(Annotated element listings)
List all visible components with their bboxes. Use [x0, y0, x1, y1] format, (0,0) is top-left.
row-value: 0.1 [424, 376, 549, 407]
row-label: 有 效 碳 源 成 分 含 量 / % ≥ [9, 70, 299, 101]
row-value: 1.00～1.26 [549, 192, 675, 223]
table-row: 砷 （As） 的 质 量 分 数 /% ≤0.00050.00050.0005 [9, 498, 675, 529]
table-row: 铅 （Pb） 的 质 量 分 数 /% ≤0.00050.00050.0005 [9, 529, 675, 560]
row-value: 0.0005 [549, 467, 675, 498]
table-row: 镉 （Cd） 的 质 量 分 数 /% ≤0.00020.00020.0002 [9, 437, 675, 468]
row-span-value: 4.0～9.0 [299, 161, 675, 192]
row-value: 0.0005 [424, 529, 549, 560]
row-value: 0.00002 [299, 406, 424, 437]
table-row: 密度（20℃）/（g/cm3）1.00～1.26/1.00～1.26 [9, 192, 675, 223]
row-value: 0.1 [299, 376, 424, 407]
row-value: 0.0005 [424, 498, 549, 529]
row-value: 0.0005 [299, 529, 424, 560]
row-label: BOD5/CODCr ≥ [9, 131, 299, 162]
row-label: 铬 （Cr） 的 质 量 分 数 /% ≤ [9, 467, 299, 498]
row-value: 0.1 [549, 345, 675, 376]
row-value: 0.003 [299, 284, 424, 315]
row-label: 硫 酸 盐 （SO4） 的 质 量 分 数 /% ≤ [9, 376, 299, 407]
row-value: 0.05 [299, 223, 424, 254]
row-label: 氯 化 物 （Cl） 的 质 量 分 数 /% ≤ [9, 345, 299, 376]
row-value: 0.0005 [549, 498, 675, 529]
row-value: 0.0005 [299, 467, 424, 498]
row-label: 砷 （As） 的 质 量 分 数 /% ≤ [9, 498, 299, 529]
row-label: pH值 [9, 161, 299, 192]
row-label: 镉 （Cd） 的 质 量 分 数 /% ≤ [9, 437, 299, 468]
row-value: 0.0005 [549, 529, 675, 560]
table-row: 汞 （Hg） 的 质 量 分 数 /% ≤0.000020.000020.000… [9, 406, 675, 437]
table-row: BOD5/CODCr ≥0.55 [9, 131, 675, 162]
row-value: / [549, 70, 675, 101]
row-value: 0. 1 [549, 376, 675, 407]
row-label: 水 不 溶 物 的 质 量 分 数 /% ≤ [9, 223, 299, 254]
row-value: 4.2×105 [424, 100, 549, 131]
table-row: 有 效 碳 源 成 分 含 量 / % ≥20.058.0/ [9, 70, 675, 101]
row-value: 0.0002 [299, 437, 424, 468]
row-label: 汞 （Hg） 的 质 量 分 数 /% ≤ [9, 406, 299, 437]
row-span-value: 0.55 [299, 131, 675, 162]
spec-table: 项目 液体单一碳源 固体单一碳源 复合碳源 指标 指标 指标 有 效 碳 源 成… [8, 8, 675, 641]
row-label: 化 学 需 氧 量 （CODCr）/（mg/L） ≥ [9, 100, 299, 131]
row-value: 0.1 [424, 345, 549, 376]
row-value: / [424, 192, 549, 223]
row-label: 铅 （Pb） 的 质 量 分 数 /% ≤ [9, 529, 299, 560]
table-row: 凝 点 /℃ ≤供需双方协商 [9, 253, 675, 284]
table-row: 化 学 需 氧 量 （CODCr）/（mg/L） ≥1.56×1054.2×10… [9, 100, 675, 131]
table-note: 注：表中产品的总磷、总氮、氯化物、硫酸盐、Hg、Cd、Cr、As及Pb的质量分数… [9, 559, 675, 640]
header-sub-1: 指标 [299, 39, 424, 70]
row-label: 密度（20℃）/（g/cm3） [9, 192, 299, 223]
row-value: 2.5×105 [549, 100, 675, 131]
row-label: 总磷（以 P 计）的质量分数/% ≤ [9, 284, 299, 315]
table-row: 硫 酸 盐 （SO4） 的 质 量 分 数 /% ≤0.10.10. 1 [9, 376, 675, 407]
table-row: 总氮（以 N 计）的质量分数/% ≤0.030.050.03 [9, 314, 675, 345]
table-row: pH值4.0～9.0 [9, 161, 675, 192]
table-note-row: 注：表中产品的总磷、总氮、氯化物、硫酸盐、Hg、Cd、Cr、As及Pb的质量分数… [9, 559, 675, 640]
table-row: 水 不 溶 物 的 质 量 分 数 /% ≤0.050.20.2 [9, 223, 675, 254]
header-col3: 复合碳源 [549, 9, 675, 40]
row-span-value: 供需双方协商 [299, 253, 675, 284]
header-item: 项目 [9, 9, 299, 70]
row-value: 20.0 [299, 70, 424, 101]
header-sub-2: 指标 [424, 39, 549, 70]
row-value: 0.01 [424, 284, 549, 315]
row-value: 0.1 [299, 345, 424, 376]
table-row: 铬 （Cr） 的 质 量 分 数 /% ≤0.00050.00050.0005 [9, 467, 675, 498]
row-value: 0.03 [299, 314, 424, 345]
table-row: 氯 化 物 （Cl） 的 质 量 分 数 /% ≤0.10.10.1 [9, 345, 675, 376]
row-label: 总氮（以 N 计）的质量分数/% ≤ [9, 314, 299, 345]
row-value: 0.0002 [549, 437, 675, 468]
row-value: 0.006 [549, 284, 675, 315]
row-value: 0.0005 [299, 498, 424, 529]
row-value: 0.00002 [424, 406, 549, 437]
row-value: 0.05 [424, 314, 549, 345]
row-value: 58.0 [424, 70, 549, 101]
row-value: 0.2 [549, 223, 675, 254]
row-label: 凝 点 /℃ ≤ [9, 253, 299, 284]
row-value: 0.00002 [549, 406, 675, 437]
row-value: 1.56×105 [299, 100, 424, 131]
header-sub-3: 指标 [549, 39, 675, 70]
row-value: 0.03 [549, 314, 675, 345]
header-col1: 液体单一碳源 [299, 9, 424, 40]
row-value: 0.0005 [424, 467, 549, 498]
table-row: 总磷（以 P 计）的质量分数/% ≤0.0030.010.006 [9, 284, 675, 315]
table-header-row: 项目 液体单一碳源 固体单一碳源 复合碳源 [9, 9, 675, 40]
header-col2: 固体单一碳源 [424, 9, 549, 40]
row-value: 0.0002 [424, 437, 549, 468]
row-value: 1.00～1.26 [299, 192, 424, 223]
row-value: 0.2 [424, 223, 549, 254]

(Direction) Convert the lines from the very first one up to and including the line that contains "table-row: 砷 （As）" into a JSON list of strings, one string per line, with blank lines omitted.

(Written solution)
[
  "List all visible components with their bboxes. Use [x0, y0, x1, y1] format, (0,0) is top-left.",
  "row-value: 0.1 [424, 376, 549, 407]",
  "row-label: 有 效 碳 源 成 分 含 量 / % ≥ [9, 70, 299, 101]",
  "row-value: 1.00～1.26 [549, 192, 675, 223]",
  "table-row: 砷 （As） 的 质 量 分 数 /% ≤0.00050.00050.0005 [9, 498, 675, 529]"
]